Short task:
Quote every line of the material beneath this one.

** Start of Data excerpts **

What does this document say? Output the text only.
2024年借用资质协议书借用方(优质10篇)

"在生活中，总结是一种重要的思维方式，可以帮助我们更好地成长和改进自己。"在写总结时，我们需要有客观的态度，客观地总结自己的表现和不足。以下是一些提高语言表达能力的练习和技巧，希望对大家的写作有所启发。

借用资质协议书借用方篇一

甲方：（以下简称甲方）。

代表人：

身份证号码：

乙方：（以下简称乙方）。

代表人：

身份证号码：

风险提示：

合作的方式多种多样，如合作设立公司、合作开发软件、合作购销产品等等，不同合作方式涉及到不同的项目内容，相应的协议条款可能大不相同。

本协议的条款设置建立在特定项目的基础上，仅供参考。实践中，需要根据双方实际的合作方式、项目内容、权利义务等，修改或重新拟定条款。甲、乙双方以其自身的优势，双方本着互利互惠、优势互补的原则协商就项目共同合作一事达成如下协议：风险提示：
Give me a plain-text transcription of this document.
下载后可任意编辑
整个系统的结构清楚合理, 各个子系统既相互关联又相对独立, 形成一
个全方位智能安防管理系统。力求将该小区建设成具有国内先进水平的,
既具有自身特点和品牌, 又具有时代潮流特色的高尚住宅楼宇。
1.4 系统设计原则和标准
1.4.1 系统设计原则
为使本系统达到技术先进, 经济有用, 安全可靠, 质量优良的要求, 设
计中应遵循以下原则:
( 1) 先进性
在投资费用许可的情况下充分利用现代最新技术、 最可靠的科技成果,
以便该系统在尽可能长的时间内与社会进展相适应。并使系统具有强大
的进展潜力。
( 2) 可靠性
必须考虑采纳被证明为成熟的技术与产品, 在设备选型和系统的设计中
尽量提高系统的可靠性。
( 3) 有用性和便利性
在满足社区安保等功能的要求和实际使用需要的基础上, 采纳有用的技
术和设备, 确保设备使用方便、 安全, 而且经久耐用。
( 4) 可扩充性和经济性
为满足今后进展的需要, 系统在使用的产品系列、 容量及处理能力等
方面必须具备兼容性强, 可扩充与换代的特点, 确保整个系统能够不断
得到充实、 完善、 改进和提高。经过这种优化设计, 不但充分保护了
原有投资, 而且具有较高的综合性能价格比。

** End of Data excerpts **

Reply:
What does this document say? Output the text only.
2024年借用资质协议书借用方(优质10篇)

"在生活中，总结是一种重要的思维方式，可以帮助我们更好地成长和改进自己。"在写总结时，我们需要有客观的态度，客观地总结自己的表现和不足。以下是一些提高语言表达能力的练习和技巧，希望对大家的写作有所启发。

借用资质协议书借用方篇一

甲方：（以下简称甲方）。

代表人：

身份证号码：

乙方：（以下简称乙方）。

代表人：

身份证号码：

风险提示：

合作的方式多种多样，如合作设立公司、合作开发软件、合作购销产品等等，不同合作方式涉及到不同的项目内容，相应的协议条款可能大不相同。

本协议的条款设置建立在特定项目的基础上，仅供参考。实践中，需要根据双方实际的合作方式、项目内容、权利义务等，修改或重新拟定条款。甲、乙双方以其自身的优势，双方本着互利互惠、优势互补的原则协商就项目共同合作一事达成如下协议：风险提示：
Give me a plain-text transcription of this document.
下载后可任意编辑
整个系统的结构清楚合理, 各个子系统既相互关联又相对独立, 形成一
个全方位智能安防管理系统。力求将该小区建设成具有国内先进水平的,
既具有自身特点和品牌, 又具有时代潮流特色的高尚住宅楼宇。
1.4 系统设计原则和标准
1.4.1 系统设计原则
为使本系统达到技术先进, 经济有用, 安全可靠, 质量优良的要求, 设
计中应遵循以下原则:
( 1) 先进性
在投资费用许可的情况下充分利用现代最新技术、 最可靠的科技成果,
以便该系统在尽可能长的时间内与社会进展相适应。并使系统具有强大
的进展潜力。
( 2) 可靠性
必须考虑采纳被证明为成熟的技术与产品, 在设备选型和系统的设计中
尽量提高系统的可靠性。
( 3) 有用性和便利性
在满足社区安保等功能的要求和实际使用需要的基础上, 采纳有用的技
术和设备, 确保设备使用方便、 安全, 而且经久耐用。
( 4) 可扩充性和经济性
为满足今后进展的需要, 系统在使用的产品系列、 容量及处理能力等
方面必须具备兼容性强, 可扩充与换代的特点, 确保整个系统能够不断
得到充实、 完善、 改进和提高。经过这种优化设计, 不但充分保护了
原有投资, 而且具有较高的综合性能价格比。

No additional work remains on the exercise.